*Listed entries:*

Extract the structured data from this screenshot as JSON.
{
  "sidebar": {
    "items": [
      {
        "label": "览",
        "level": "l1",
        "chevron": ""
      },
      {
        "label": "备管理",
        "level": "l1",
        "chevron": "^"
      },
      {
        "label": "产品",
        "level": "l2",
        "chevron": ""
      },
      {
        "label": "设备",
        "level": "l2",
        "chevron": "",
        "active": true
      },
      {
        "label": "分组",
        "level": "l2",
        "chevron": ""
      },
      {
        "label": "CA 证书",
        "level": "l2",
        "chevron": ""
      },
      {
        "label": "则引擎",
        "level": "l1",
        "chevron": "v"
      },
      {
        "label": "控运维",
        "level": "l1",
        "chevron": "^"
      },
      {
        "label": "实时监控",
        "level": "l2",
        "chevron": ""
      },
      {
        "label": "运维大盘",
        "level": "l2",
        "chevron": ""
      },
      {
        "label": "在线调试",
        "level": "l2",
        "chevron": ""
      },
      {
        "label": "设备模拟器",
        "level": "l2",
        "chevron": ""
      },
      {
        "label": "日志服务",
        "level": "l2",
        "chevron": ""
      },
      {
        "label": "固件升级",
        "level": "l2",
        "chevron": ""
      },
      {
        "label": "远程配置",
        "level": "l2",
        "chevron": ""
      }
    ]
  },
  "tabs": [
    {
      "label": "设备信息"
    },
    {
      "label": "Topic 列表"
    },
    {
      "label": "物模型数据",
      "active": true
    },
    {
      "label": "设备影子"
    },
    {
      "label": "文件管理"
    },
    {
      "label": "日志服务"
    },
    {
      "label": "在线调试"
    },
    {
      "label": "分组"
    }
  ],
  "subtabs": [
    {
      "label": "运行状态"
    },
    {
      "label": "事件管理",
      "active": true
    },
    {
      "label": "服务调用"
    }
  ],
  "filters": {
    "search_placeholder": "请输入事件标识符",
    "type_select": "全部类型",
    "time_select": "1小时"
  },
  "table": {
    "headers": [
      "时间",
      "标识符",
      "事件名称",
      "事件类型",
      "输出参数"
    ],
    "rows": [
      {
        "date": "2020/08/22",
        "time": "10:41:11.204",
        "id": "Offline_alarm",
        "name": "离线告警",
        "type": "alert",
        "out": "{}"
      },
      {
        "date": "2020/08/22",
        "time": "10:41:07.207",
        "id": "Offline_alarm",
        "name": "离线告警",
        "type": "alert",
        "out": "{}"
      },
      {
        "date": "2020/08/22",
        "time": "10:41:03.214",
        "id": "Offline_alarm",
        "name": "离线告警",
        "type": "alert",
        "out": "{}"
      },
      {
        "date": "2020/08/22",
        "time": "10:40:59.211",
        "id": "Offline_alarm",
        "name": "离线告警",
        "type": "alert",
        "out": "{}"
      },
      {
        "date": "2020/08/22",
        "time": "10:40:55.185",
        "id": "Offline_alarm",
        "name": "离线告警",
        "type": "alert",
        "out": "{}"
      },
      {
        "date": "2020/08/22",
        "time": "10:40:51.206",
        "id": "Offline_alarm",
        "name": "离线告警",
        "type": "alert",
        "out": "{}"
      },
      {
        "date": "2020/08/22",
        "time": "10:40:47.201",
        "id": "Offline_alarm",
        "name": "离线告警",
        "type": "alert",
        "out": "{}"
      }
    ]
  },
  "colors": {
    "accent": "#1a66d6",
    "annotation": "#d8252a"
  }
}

*Task brief:* Can you give every line above again, exactly as written?

*Written solution:*
Extract the structured data from this screenshot as JSON.
{
  "sidebar": {
    "items": [
      {
        "label": "览",
        "level": "l1",
        "chevron": ""
      },
      {
        "label": "备管理",
        "level": "l1",
        "chevron": "^"
      },
      {
        "label": "产品",
        "level": "l2",
        "chevron": ""
      },
      {
        "label": "设备",
        "level": "l2",
        "chevron": "",
        "active": true
      },
      {
        "label": "分组",
        "level": "l2",
        "chevron": ""
      },
      {
        "label": "CA 证书",
        "level": "l2",
        "chevron": ""
      },
      {
        "label": "则引擎",
        "level": "l1",
        "chevron": "v"
      },
      {
        "label": "控运维",
        "level": "l1",
        "chevron": "^"
      },
      {
        "label": "实时监控",
        "level": "l2",
        "chevron": ""
      },
      {
        "label": "运维大盘",
        "level": "l2",
        "chevron": ""
      },
      {
        "label": "在线调试",
        "level": "l2",
        "chevron": ""
      },
      {
        "label": "设备模拟器",
        "level": "l2",
        "chevron": ""
      },
      {
        "label": "日志服务",
        "level": "l2",
        "chevron": ""
      },
      {
        "label": "固件升级",
        "level": "l2",
        "chevron": ""
      },
      {
        "label": "远程配置",
        "level": "l2",
        "chevron": ""
      }
    ]
  },
  "tabs": [
    {
      "label": "设备信息"
    },
    {
      "label": "Topic 列表"
    },
    {
      "label": "物模型数据",
      "active": true
    },
    {
      "label": "设备影子"
    },
    {
      "label": "文件管理"
    },
    {
      "label": "日志服务"
    },
    {
      "label": "在线调试"
    },
    {
      "label": "分组"
    }
  ],
  "subtabs": [
    {
      "label": "运行状态"
    },
    {
      "label": "事件管理",
      "active": true
    },
    {
      "label": "服务调用"
    }
  ],
  "filters": {
    "search_placeholder": "请输入事件标识符",
    "type_select": "全部类型",
    "time_select": "1小时"
  },
  "table": {
    "headers": [
      "时间",
      "标识符",
      "事件名称",
      "事件类型",
      "输出参数"
    ],
    "rows": [
      {
        "date": "2020/08/22",
        "time": "10:41:11.204",
        "id": "Offline_alarm",
        "name": "离线告警",
        "type": "alert",
        "out": "{}"
      },
      {
        "date": "2020/08/22",
        "time": "10:41:07.207",
        "id": "Offline_alarm",
        "name": "离线告警",
        "type": "alert",
        "out": "{}"
      },
      {
        "date": "2020/08/22",
        "time": "10:41:03.214",
        "id": "Offline_alarm",
        "name": "离线告警",
        "type": "alert",
        "out": "{}"
      },
      {
        "date": "2020/08/22",
        "time": "10:40:59.211",
        "id": "Offline_alarm",
        "name": "离线告警",
        "type": "alert",
        "out": "{}"
      },
      {
        "date": "2020/08/22",
        "time": "10:40:55.185",
        "id": "Offline_alarm",
        "name": "离线告警",
        "type": "alert",
        "out": "{}"
      },
      {
        "date": "2020/08/22",
        "time": "10:40:51.206",
        "id": "Offline_alarm",
        "name": "离线告警",
        "type": "alert",
        "out": "{}"
      },
      {
        "date": "2020/08/22",
        "time": "10:40:47.201",
        "id": "Offline_alarm",
        "name": "离线告警",
        "type": "alert",
        "out": "{}"
      }
    ]
  },
  "colors": {
    "accent": "#1a66d6",
    "annotation": "#d8252a"
  }
}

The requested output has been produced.